SUPPLIED RECORDS
*-*-*
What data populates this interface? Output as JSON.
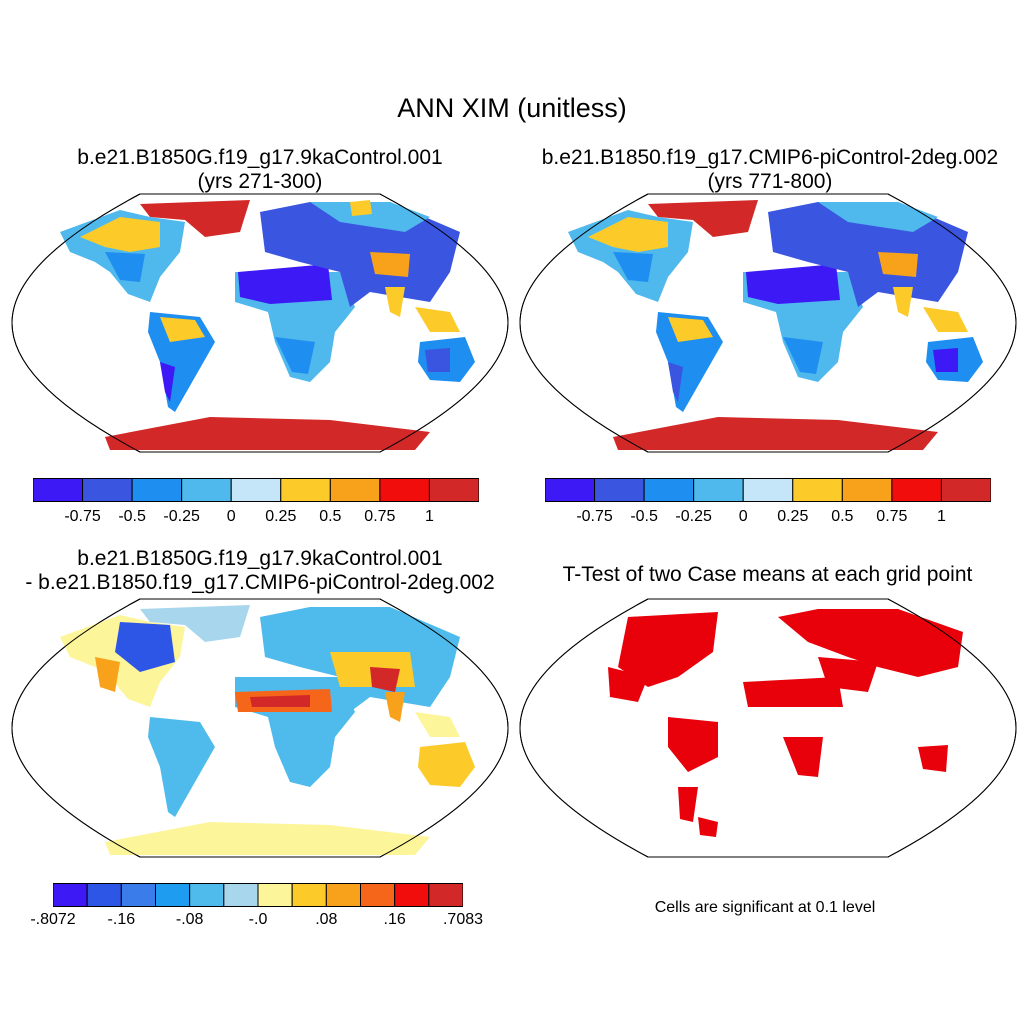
{
  "figure": {
    "title": "ANN XIM (unitless)"
  },
  "panels": {
    "p1": {
      "title_line1": "b.e21.B1850G.f19_g17.9kaControl.001",
      "title_line2": "(yrs 271-300)"
    },
    "p2": {
      "title_line1": "b.e21.B1850.f19_g17.CMIP6-piControl-2deg.002",
      "title_line2": "(yrs 771-800)"
    },
    "p3": {
      "title_line1": "b.e21.B1850G.f19_g17.9kaControl.001",
      "title_line2": "- b.e21.B1850.f19_g17.CMIP6-piControl-2deg.002"
    },
    "p4": {
      "title_line1": "T-Test of two Case means at each grid point",
      "note": "Cells are significant at 0.1 level"
    }
  },
  "colorbars": {
    "cases": {
      "colors": [
        "#3d19f5",
        "#3a55e0",
        "#1e8ef0",
        "#4fb8ec",
        "#c5e6f8",
        "#fccb2a",
        "#f8a21c",
        "#f20d0d",
        "#d22828"
      ],
      "labels": [
        "-0.75",
        "-0.5",
        "-0.25",
        "0",
        "0.25",
        "0.5",
        "0.75",
        "1"
      ]
    },
    "diff": {
      "colors": [
        "#3d19f5",
        "#2d55e6",
        "#3a7cea",
        "#1e9cf0",
        "#4fbaec",
        "#a8d6ec",
        "#fcf59a",
        "#fccb2a",
        "#f8a21c",
        "#f5661a",
        "#f20d0d",
        "#d22828"
      ],
      "labels": [
        "-.8072",
        "-.16",
        "-.08",
        "-.0",
        ".08",
        ".16",
        ".7083"
      ]
    }
  },
  "map_colors": {
    "ocean": "#ffffff",
    "outline": "#000000",
    "significant": "#e8000b"
  }
}
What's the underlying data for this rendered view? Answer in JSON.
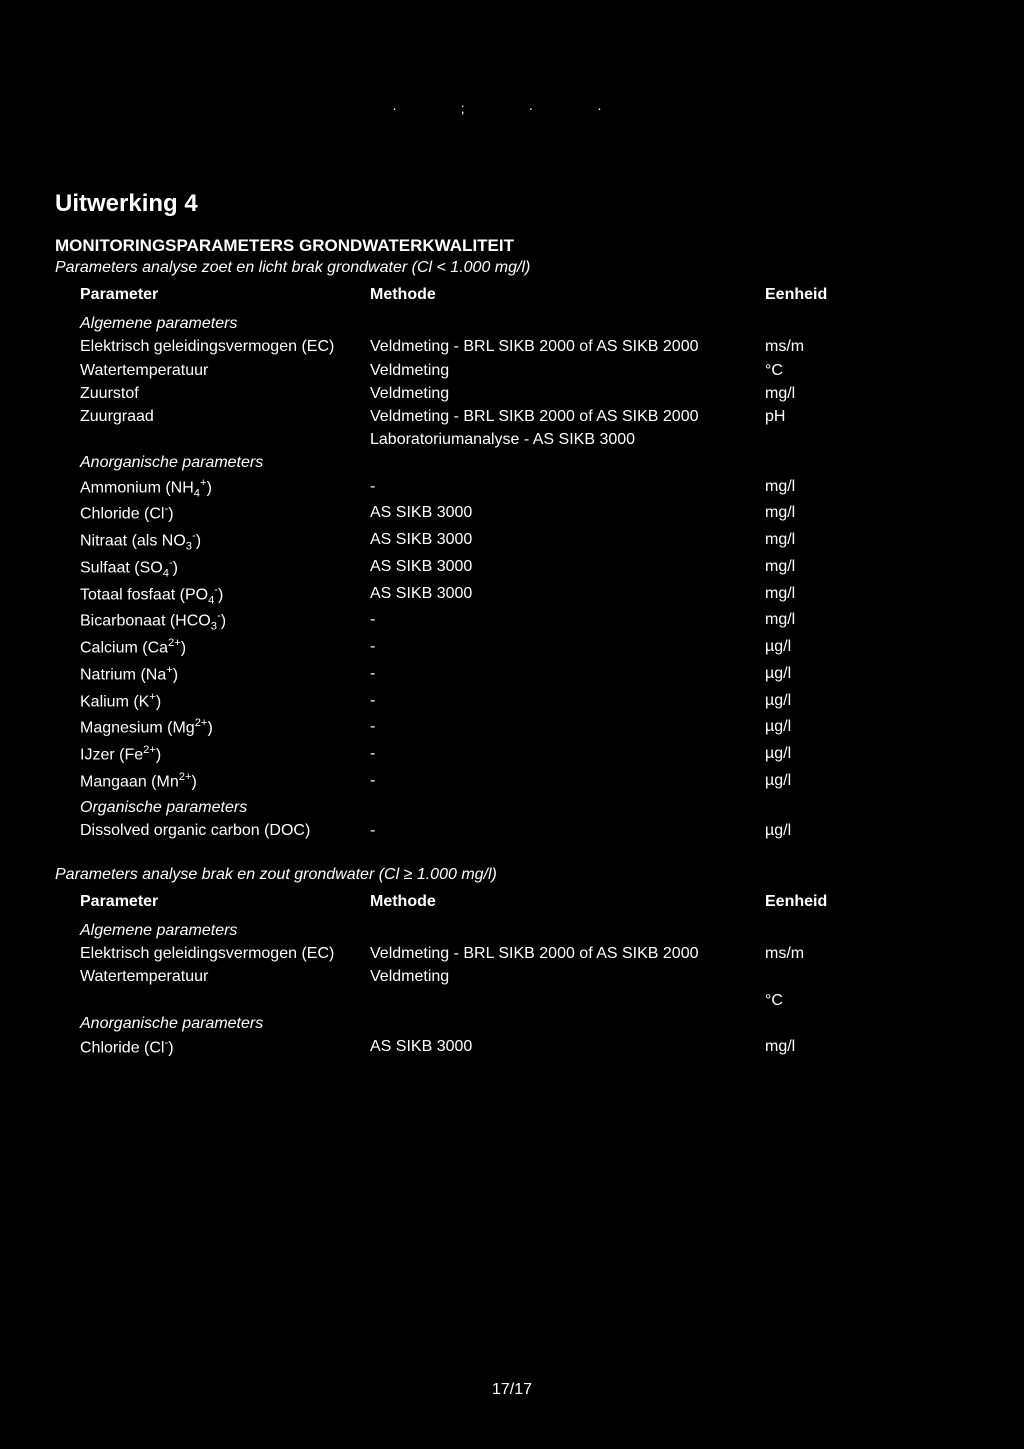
{
  "decor": "·  ;        ·  ·",
  "title": "Uitwerking 4",
  "subtitle": "MONITORINGSPARAMETERS GRONDWATERKWALITEIT",
  "section1_desc": "Parameters analyse zoet en licht brak grondwater (Cl < 1.000 mg/l)",
  "header": {
    "c1": "Parameter",
    "c2": "Methode",
    "c3": "Eenheid"
  },
  "s1_group1": "Algemene parameters",
  "s1_r1": {
    "c1": "Elektrisch geleidingsvermogen (EC)",
    "c2": "Veldmeting - BRL SIKB 2000 of AS SIKB 2000",
    "c3": "ms/m"
  },
  "s1_r2": {
    "c1": "Watertemperatuur",
    "c2": "Veldmeting",
    "c3": "°C"
  },
  "s1_r3": {
    "c1": "Zuurstof",
    "c2": "Veldmeting",
    "c3": "mg/l"
  },
  "s1_r4": {
    "c1": "Zuurgraad",
    "c2": "Veldmeting - BRL SIKB 2000 of AS SIKB 2000",
    "c3": "pH"
  },
  "s1_r5": {
    "c1": " ",
    "c2": "Laboratoriumanalyse - AS SIKB 3000",
    "c3": ""
  },
  "s1_group2": "Anorganische parameters",
  "s1_r6": {
    "p": "Ammonium (NH",
    "sub": "4",
    "sup": "+",
    "post": ")",
    "c2": "-",
    "c3": "mg/l"
  },
  "s1_r7": {
    "p": "Chloride (Cl",
    "sub": "",
    "sup": "-",
    "post": ")",
    "c2": "AS SIKB 3000",
    "c3": "mg/l"
  },
  "s1_r8": {
    "p": "Nitraat (als NO",
    "sub": "3",
    "sup": "-",
    "post": ")",
    "c2": "AS SIKB 3000",
    "c3": "mg/l"
  },
  "s1_r9": {
    "p": "Sulfaat (SO",
    "sub": "4",
    "sup": "-",
    "post": ")",
    "c2": "AS SIKB 3000",
    "c3": "mg/l"
  },
  "s1_r10": {
    "p": "Totaal fosfaat (PO",
    "sub": "4",
    "sup": "-",
    "post": ")",
    "c2": "AS SIKB 3000",
    "c3": "mg/l"
  },
  "s1_r11": {
    "p": "Bicarbonaat (HCO",
    "sub": "3",
    "sup": "-",
    "post": ")",
    "c2": "-",
    "c3": "mg/l"
  },
  "s1_r12": {
    "p": "Calcium (Ca",
    "sub": "",
    "sup": "2+",
    "post": ")",
    "c2": "-",
    "c3": "µg/l"
  },
  "s1_r13": {
    "p": "Natrium (Na",
    "sub": "",
    "sup": "+",
    "post": ")",
    "c2": "-",
    "c3": "µg/l"
  },
  "s1_r14": {
    "p": "Kalium (K",
    "sub": "",
    "sup": "+",
    "post": ")",
    "c2": "-",
    "c3": "µg/l"
  },
  "s1_r15": {
    "p": "Magnesium (Mg",
    "sub": "",
    "sup": "2+",
    "post": ")",
    "c2": "-",
    "c3": "µg/l"
  },
  "s1_r16": {
    "p": "IJzer (Fe",
    "sub": "",
    "sup": "2+",
    "post": ")",
    "c2": "-",
    "c3": "µg/l"
  },
  "s1_r17": {
    "p": "Mangaan (Mn",
    "sub": "",
    "sup": "2+",
    "post": ")",
    "c2": "-",
    "c3": "µg/l"
  },
  "s1_group3": "Organische parameters",
  "s1_r18": {
    "c1": "Dissolved organic carbon (DOC)",
    "c2": "-",
    "c3": "µg/l"
  },
  "section2_desc": "Parameters analyse brak en zout grondwater (Cl ≥ 1.000 mg/l)",
  "s2_group1": "Algemene parameters",
  "s2_r1": {
    "c1": "Elektrisch geleidingsvermogen (EC)",
    "c2": "Veldmeting - BRL SIKB 2000 of AS SIKB 2000",
    "c3": "ms/m"
  },
  "s2_r2": {
    "c1": "Watertemperatuur",
    "c2": "Veldmeting",
    "c3": ""
  },
  "s2_r3": {
    "c1": "",
    "c2": "",
    "c3": "°C"
  },
  "s2_group2": "Anorganische parameters",
  "s2_r4": {
    "p": "Chloride (Cl",
    "sub": "",
    "sup": "-",
    "post": ")",
    "c2": "AS SIKB 3000",
    "c3": "mg/l"
  },
  "page_num": "17/17"
}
*-*-*
GOAL
List the lines that contain the word "significant".

ANSWER TO THE TASK
      "note": "Cells are significant at 0.1 level"
    "significant": "#e8000b"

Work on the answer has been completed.